Please reproduce every record, keeping each one exactly as written.

+-------+

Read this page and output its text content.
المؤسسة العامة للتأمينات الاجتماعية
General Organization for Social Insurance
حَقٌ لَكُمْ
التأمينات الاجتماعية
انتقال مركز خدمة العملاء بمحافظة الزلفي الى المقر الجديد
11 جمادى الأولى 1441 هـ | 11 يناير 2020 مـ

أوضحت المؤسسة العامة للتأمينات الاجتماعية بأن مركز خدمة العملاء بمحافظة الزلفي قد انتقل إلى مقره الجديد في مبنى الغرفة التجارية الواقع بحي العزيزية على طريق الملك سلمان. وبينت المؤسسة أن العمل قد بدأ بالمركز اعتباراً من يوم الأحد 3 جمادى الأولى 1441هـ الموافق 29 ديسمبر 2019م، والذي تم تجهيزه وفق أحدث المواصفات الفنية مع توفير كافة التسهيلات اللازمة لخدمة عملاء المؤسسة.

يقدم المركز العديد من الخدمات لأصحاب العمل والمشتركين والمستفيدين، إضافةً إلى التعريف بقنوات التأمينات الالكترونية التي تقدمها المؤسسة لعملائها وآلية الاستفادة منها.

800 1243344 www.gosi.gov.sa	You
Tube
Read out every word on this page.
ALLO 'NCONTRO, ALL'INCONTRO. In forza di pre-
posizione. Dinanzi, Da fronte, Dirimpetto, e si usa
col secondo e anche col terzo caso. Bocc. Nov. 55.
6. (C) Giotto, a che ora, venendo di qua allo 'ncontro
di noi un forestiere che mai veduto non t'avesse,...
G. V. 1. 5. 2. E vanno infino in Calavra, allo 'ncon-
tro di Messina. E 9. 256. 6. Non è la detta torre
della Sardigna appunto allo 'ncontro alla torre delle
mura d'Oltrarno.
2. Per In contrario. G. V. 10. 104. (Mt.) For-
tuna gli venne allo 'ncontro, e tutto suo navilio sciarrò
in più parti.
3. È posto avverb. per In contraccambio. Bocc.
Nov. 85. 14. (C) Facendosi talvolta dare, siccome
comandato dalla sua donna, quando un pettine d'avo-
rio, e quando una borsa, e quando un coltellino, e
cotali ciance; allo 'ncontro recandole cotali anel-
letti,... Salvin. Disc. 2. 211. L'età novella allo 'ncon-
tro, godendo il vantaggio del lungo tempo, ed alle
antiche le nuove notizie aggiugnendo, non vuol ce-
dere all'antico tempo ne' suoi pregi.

+-------+

#### TASK SOLUTION:
Read this page and output its text content.
المؤسسة العامة للتأمينات الاجتماعية
General Organization for Social Insurance
حَقٌ لَكُمْ
التأمينات الاجتماعية
انتقال مركز خدمة العملاء بمحافظة الزلفي الى المقر الجديد
11 جمادى الأولى 1441 هـ | 11 يناير 2020 مـ

أوضحت المؤسسة العامة للتأمينات الاجتماعية بأن مركز خدمة العملاء بمحافظة الزلفي قد انتقل إلى مقره الجديد في مبنى الغرفة التجارية الواقع بحي العزيزية على طريق الملك سلمان. وبينت المؤسسة أن العمل قد بدأ بالمركز اعتباراً من يوم الأحد 3 جمادى الأولى 1441هـ الموافق 29 ديسمبر 2019م، والذي تم تجهيزه وفق أحدث المواصفات الفنية مع توفير كافة التسهيلات اللازمة لخدمة عملاء المؤسسة.

يقدم المركز العديد من الخدمات لأصحاب العمل والمشتركين والمستفيدين، إضافةً إلى التعريف بقنوات التأمينات الالكترونية التي تقدمها المؤسسة لعملائها وآلية الاستفادة منها.

800 1243344 www.gosi.gov.sa	You
Tube
Read out every word on this page.
ALLO 'NCONTRO, ALL'INCONTRO. In forza di pre-
posizione. Dinanzi, Da fronte, Dirimpetto, e si usa
col secondo e anche col terzo caso. Bocc. Nov. 55.
6. (C) Giotto, a che ora, venendo di qua allo 'ncontro
di noi un forestiere che mai veduto non t'avesse,...
G. V. 1. 5. 2. E vanno infino in Calavra, allo 'ncon-
tro di Messina. E 9. 256. 6. Non è la detta torre
della Sardigna appunto allo 'ncontro alla torre delle
mura d'Oltrarno.
2. Per In contrario. G. V. 10. 104. (Mt.) For-
tuna gli venne allo 'ncontro, e tutto suo navilio sciarrò
in più parti.
3. È posto avverb. per In contraccambio. Bocc.
Nov. 85. 14. (C) Facendosi talvolta dare, siccome
comandato dalla sua donna, quando un pettine d'avo-
rio, e quando una borsa, e quando un coltellino, e
cotali ciance; allo 'ncontro recandole cotali anel-
letti,... Salvin. Disc. 2. 211. L'età novella allo 'ncon-
tro, godendo il vantaggio del lungo tempo, ed alle
antiche le nuove notizie aggiugnendo, non vuol ce-
dere all'antico tempo ne' suoi pregi.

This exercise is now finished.